All the data should come back exactly as it was given.

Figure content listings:
-- START --

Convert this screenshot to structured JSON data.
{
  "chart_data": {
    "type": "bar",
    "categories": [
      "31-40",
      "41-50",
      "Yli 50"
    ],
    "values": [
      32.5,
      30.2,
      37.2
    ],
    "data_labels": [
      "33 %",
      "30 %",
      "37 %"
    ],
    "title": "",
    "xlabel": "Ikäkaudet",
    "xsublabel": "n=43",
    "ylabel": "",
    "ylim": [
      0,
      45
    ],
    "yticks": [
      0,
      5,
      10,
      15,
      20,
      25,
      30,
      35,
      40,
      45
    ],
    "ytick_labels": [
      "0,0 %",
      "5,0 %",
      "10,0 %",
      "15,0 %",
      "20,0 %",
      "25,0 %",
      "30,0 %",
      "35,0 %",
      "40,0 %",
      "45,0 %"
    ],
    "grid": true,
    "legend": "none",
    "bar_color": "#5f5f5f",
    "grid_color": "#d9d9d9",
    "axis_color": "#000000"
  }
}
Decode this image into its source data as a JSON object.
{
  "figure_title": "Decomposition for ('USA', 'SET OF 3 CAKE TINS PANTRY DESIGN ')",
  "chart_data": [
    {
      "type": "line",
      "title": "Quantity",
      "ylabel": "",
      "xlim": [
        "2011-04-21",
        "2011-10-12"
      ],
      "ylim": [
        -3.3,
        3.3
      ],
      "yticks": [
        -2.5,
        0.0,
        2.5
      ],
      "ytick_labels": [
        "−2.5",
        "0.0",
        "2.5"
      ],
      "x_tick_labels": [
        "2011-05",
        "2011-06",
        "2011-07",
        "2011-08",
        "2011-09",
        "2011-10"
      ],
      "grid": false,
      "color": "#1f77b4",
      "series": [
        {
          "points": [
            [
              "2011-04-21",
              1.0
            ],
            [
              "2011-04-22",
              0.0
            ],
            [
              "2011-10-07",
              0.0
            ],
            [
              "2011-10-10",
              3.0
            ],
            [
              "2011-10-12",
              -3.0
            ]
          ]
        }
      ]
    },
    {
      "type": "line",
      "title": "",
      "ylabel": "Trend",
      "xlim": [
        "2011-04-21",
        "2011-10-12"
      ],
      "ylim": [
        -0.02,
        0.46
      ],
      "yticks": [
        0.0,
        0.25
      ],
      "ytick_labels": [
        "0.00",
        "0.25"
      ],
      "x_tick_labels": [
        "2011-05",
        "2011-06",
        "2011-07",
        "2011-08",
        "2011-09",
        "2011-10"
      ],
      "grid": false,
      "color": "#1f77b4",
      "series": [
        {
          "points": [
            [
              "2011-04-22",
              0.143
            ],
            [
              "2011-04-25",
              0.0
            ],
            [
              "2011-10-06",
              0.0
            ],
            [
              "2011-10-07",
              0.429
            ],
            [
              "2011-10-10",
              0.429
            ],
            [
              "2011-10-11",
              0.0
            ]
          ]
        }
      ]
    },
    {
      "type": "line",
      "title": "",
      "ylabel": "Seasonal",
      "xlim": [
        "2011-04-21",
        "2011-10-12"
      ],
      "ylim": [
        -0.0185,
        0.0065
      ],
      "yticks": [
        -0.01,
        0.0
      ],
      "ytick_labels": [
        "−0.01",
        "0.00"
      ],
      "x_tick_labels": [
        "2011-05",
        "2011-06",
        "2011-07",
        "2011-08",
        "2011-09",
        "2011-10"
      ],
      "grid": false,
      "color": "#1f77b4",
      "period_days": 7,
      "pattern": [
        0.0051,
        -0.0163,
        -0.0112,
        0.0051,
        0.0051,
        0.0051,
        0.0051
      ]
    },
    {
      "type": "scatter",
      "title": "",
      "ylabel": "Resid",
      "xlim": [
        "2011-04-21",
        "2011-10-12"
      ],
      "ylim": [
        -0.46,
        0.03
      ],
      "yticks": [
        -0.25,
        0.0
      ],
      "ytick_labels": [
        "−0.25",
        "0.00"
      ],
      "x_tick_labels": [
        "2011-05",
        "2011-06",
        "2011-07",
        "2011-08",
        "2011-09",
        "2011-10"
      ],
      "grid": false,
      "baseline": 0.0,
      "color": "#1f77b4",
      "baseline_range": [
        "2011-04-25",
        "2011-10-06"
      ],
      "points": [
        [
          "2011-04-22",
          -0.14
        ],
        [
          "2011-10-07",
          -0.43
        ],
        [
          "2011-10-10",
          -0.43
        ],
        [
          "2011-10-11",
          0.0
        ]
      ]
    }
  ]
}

-- END --

- Full solution -
Convert this screenshot to structured JSON data.
{
  "chart_data": {
    "type": "bar",
    "categories": [
      "31-40",
      "41-50",
      "Yli 50"
    ],
    "values": [
      32.5,
      30.2,
      37.2
    ],
    "data_labels": [
      "33 %",
      "30 %",
      "37 %"
    ],
    "title": "",
    "xlabel": "Ikäkaudet",
    "xsublabel": "n=43",
    "ylabel": "",
    "ylim": [
      0,
      45
    ],
    "yticks": [
      0,
      5,
      10,
      15,
      20,
      25,
      30,
      35,
      40,
      45
    ],
    "ytick_labels": [
      "0,0 %",
      "5,0 %",
      "10,0 %",
      "15,0 %",
      "20,0 %",
      "25,0 %",
      "30,0 %",
      "35,0 %",
      "40,0 %",
      "45,0 %"
    ],
    "grid": true,
    "legend": "none",
    "bar_color": "#5f5f5f",
    "grid_color": "#d9d9d9",
    "axis_color": "#000000"
  }
}
Decode this image into its source data as a JSON object.
{
  "figure_title": "Decomposition for ('USA', 'SET OF 3 CAKE TINS PANTRY DESIGN ')",
  "chart_data": [
    {
      "type": "line",
      "title": "Quantity",
      "ylabel": "",
      "xlim": [
        "2011-04-21",
        "2011-10-12"
      ],
      "ylim": [
        -3.3,
        3.3
      ],
      "yticks": [
        -2.5,
        0.0,
        2.5
      ],
      "ytick_labels": [
        "−2.5",
        "0.0",
        "2.5"
      ],
      "x_tick_labels": [
        "2011-05",
        "2011-06",
        "2011-07",
        "2011-08",
        "2011-09",
        "2011-10"
      ],
      "grid": false,
      "color": "#1f77b4",
      "series": [
        {
          "points": [
            [
              "2011-04-21",
              1.0
            ],
            [
              "2011-04-22",
              0.0
            ],
            [
              "2011-10-07",
              0.0
            ],
            [
              "2011-10-10",
              3.0
            ],
            [
              "2011-10-12",
              -3.0
            ]
          ]
        }
      ]
    },
    {
      "type": "line",
      "title": "",
      "ylabel": "Trend",
      "xlim": [
        "2011-04-21",
        "2011-10-12"
      ],
      "ylim": [
        -0.02,
        0.46
      ],
      "yticks": [
        0.0,
        0.25
      ],
      "ytick_labels": [
        "0.00",
        "0.25"
      ],
      "x_tick_labels": [
        "2011-05",
        "2011-06",
        "2011-07",
        "2011-08",
        "2011-09",
        "2011-10"
      ],
      "grid": false,
      "color": "#1f77b4",
      "series": [
        {
          "points": [
            [
              "2011-04-22",
              0.143
            ],
            [
              "2011-04-25",
              0.0
            ],
            [
              "2011-10-06",
              0.0
            ],
            [
              "2011-10-07",
              0.429
            ],
            [
              "2011-10-10",
              0.429
            ],
            [
              "2011-10-11",
              0.0
            ]
          ]
        }
      ]
    },
    {
      "type": "line",
      "title": "",
      "ylabel": "Seasonal",
      "xlim": [
        "2011-04-21",
        "2011-10-12"
      ],
      "ylim": [
        -0.0185,
        0.0065
      ],
      "yticks": [
        -0.01,
        0.0
      ],
      "ytick_labels": [
        "−0.01",
        "0.00"
      ],
      "x_tick_labels": [
        "2011-05",
        "2011-06",
        "2011-07",
        "2011-08",
        "2011-09",
        "2011-10"
      ],
      "grid": false,
      "color": "#1f77b4",
      "period_days": 7,
      "pattern": [
        0.0051,
        -0.0163,
        -0.0112,
        0.0051,
        0.0051,
        0.0051,
        0.0051
      ]
    },
    {
      "type": "scatter",
      "title": "",
      "ylabel": "Resid",
      "xlim": [
        "2011-04-21",
        "2011-10-12"
      ],
      "ylim": [
        -0.46,
        0.03
      ],
      "yticks": [
        -0.25,
        0.0
      ],
      "ytick_labels": [
        "−0.25",
        "0.00"
      ],
      "x_tick_labels": [
        "2011-05",
        "2011-06",
        "2011-07",
        "2011-08",
        "2011-09",
        "2011-10"
      ],
      "grid": false,
      "baseline": 0.0,
      "color": "#1f77b4",
      "baseline_range": [
        "2011-04-25",
        "2011-10-06"
      ],
      "points": [
        [
          "2011-04-22",
          -0.14
        ],
        [
          "2011-10-07",
          -0.43
        ],
        [
          "2011-10-10",
          -0.43
        ],
        [
          "2011-10-11",
          0.0
        ]
      ]
    }
  ]
}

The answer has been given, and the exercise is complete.